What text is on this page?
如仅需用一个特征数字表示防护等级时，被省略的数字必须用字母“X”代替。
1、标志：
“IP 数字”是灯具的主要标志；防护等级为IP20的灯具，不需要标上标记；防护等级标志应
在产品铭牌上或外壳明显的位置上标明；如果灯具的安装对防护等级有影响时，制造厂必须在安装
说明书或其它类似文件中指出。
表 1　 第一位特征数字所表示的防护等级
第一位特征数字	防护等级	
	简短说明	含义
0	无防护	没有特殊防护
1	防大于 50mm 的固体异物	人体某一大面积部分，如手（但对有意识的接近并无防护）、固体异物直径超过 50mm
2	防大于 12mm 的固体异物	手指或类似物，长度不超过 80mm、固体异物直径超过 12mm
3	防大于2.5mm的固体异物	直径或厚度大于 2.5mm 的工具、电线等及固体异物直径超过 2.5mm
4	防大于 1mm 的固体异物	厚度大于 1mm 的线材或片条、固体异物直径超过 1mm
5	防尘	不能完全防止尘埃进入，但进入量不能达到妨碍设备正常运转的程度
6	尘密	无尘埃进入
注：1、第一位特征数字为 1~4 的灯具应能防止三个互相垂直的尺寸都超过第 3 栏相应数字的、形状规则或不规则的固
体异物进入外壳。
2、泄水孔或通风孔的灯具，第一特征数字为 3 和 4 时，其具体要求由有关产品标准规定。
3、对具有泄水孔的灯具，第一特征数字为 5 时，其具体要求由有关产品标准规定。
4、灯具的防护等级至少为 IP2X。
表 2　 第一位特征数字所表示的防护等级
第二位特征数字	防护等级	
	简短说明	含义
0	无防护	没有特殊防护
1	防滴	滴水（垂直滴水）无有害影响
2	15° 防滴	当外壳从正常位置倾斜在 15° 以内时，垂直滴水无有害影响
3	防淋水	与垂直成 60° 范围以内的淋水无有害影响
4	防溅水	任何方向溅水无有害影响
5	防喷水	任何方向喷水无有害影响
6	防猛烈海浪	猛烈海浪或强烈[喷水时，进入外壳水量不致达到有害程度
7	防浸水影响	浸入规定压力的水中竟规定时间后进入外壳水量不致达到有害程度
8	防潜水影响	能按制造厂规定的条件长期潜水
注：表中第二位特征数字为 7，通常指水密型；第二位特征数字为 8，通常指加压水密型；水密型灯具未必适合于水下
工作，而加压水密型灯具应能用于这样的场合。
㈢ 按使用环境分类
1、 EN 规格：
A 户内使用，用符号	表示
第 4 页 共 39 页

• **Exercise**
Within the listing above, copy each line that has the string "第一特征数字为".

• **Expected output**
2、泄水孔或通风孔的灯具，第一特征数字为 3 和 4 时，其具体要求由有关产品标准规定。
3、对具有泄水孔的灯具，第一特征数字为 5 时，其具体要求由有关产品标准规定。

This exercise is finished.